START Supplied data

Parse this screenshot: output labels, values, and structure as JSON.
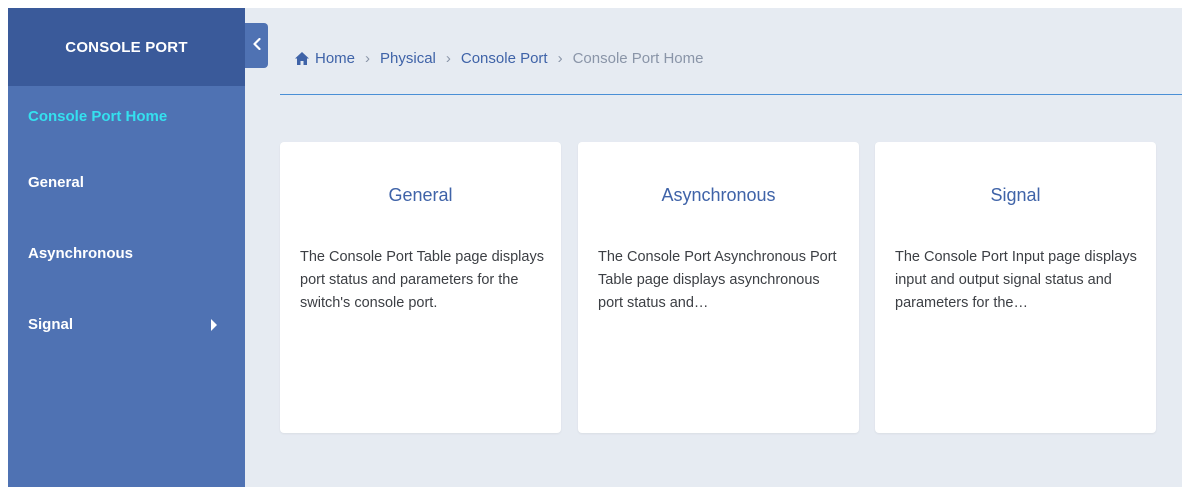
{
  "sidebar": {
    "title": "CONSOLE PORT",
    "items": [
      {
        "label": "Console Port Home"
      },
      {
        "label": "General"
      },
      {
        "label": "Asynchronous"
      },
      {
        "label": "Signal"
      }
    ]
  },
  "breadcrumb": {
    "items": [
      "Home",
      "Physical",
      "Console Port",
      "Console Port Home"
    ],
    "separator": "›"
  },
  "cards": [
    {
      "title": "General",
      "description": "The Console Port Table page displays port status and parameters for the switch's console port."
    },
    {
      "title": "Asynchronous",
      "description": "The Console Port Asynchronous Port Table page displays asynchronous port status and…"
    },
    {
      "title": "Signal",
      "description": "The Console Port Input page displays input and output signal status and parameters for the…"
    }
  ],
  "colors": {
    "sidebar": "#4f72b3",
    "sidebar_header": "#3a5a9a",
    "active_item": "#34e0ef",
    "accent": "#3f63a8",
    "content_bg": "#e6ebf2"
  },
  "icons": {
    "home": "home-icon",
    "collapse": "chevron-left-icon",
    "submenu": "caret-right-icon"
  }
}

END Supplied data

Without the pictures, write out the whole listing above exactly as it appears.

Parse this screenshot: output labels, values, and structure as JSON.
{
  "sidebar": {
    "title": "CONSOLE PORT",
    "items": [
      {
        "label": "Console Port Home"
      },
      {
        "label": "General"
      },
      {
        "label": "Asynchronous"
      },
      {
        "label": "Signal"
      }
    ]
  },
  "breadcrumb": {
    "items": [
      "Home",
      "Physical",
      "Console Port",
      "Console Port Home"
    ],
    "separator": "›"
  },
  "cards": [
    {
      "title": "General",
      "description": "The Console Port Table page displays port status and parameters for the switch's console port."
    },
    {
      "title": "Asynchronous",
      "description": "The Console Port Asynchronous Port Table page displays asynchronous port status and…"
    },
    {
      "title": "Signal",
      "description": "The Console Port Input page displays input and output signal status and parameters for the…"
    }
  ],
  "colors": {
    "sidebar": "#4f72b3",
    "sidebar_header": "#3a5a9a",
    "active_item": "#34e0ef",
    "accent": "#3f63a8",
    "content_bg": "#e6ebf2"
  },
  "icons": {
    "home": "home-icon",
    "collapse": "chevron-left-icon",
    "submenu": "caret-right-icon"
  }
}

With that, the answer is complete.